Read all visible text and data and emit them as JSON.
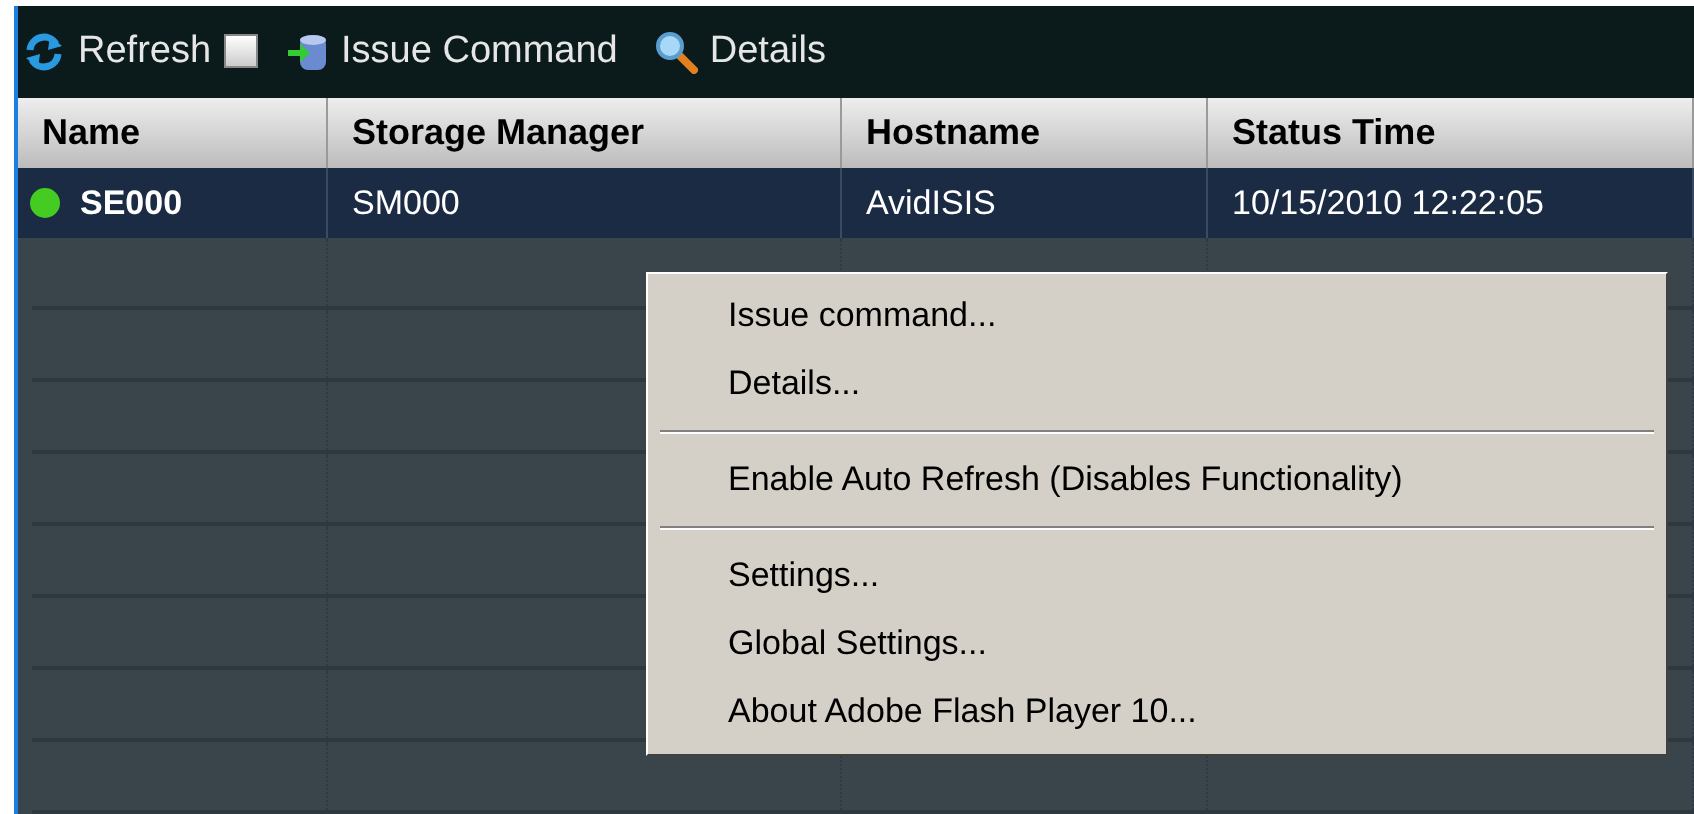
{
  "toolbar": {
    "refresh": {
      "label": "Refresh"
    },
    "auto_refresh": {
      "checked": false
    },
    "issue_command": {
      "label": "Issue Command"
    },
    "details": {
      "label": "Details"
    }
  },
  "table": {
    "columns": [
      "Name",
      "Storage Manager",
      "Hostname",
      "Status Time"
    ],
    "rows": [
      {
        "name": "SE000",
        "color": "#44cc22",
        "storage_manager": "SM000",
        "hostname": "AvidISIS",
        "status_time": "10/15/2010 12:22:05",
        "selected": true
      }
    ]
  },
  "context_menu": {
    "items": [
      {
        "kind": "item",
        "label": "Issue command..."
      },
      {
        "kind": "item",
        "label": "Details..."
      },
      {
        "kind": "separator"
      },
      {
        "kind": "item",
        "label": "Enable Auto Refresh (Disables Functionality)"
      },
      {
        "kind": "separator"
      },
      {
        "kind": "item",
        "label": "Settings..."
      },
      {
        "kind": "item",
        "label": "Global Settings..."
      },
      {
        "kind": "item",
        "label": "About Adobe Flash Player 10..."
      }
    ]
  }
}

* * *

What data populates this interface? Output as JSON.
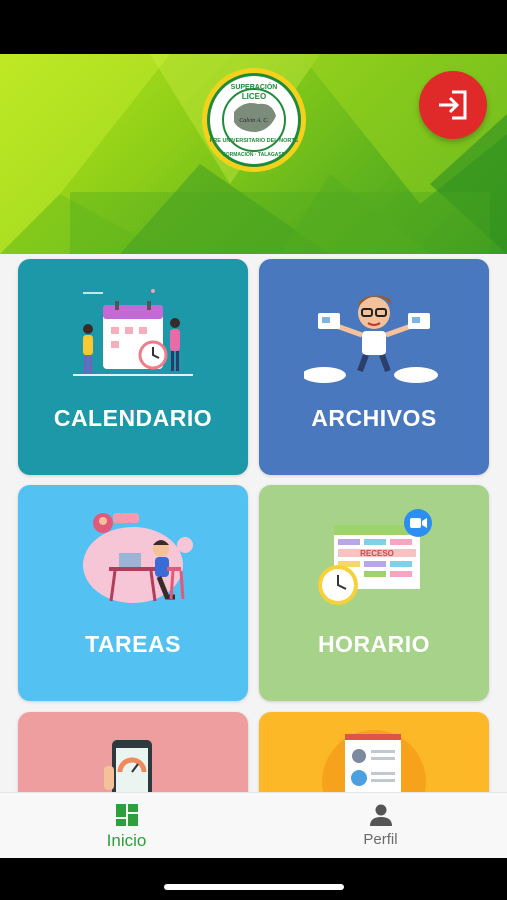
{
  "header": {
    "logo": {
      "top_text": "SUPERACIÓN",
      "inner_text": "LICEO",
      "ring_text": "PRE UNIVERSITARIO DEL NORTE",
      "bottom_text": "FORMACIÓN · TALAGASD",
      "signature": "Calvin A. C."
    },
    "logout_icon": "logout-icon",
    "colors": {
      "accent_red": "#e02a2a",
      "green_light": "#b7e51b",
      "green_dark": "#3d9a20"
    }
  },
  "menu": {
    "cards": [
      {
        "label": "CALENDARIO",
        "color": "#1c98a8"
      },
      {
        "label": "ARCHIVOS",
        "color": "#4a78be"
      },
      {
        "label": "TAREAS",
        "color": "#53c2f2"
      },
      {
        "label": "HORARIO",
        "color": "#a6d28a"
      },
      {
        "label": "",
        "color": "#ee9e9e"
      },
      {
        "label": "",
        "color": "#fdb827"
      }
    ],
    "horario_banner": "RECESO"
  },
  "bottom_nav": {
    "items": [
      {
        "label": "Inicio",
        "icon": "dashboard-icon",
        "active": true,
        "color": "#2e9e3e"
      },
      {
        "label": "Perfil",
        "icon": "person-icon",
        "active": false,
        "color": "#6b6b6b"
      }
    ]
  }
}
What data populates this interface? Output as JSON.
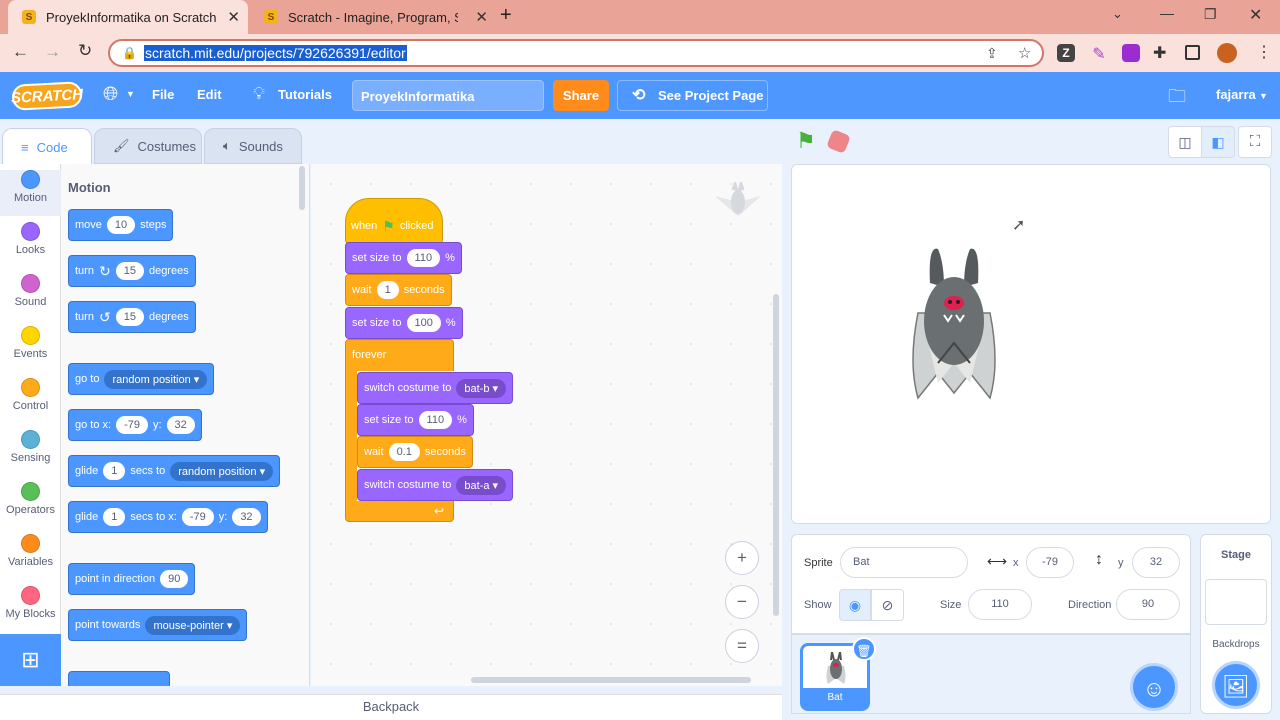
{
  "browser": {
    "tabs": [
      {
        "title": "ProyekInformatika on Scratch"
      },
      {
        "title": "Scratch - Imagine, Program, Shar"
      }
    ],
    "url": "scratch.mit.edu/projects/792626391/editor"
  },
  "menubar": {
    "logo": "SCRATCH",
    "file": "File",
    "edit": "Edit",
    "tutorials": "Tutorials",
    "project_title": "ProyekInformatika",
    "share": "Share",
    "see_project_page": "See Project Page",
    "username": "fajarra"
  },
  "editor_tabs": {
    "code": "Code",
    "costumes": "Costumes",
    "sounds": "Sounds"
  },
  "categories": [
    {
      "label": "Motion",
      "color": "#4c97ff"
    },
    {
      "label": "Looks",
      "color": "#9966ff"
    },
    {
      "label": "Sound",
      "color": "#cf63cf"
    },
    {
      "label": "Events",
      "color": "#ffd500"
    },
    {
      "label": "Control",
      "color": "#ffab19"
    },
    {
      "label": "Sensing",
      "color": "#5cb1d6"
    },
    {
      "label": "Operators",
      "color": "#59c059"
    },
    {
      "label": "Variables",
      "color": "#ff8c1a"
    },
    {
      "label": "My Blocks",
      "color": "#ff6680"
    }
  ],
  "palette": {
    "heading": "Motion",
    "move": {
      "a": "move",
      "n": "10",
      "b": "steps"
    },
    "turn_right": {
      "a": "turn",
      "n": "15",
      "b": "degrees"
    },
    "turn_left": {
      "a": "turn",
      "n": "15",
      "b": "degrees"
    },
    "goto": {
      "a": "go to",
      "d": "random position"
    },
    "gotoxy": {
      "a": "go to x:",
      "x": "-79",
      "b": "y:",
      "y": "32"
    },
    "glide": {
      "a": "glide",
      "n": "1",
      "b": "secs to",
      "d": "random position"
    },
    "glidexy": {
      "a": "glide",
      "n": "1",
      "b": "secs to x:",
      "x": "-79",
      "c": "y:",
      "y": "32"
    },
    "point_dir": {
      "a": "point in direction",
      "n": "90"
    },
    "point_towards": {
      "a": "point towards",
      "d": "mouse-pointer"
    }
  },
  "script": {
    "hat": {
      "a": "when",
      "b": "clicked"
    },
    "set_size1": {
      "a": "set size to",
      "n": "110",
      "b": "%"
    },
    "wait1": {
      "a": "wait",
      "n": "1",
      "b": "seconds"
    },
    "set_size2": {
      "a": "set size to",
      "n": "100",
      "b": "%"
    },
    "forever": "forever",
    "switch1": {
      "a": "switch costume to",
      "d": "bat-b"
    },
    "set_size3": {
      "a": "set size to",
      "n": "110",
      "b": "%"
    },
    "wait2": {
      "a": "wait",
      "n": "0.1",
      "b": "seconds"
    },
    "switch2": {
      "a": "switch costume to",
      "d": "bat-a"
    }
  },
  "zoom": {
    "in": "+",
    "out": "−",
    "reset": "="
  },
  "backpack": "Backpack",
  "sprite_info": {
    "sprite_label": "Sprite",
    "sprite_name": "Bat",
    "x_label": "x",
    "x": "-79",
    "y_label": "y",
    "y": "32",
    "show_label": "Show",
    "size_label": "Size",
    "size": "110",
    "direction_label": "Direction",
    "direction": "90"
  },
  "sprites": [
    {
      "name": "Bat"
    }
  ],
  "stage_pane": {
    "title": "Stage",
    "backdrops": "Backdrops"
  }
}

** SET PROBLEM **
From the listing above, collect each line in which the string "icon" appears.

** EXERCISE ANSWER **
    "logout_icon": "logout-icon",
        "icon": "dashboard-icon",
        "icon": "person-icon",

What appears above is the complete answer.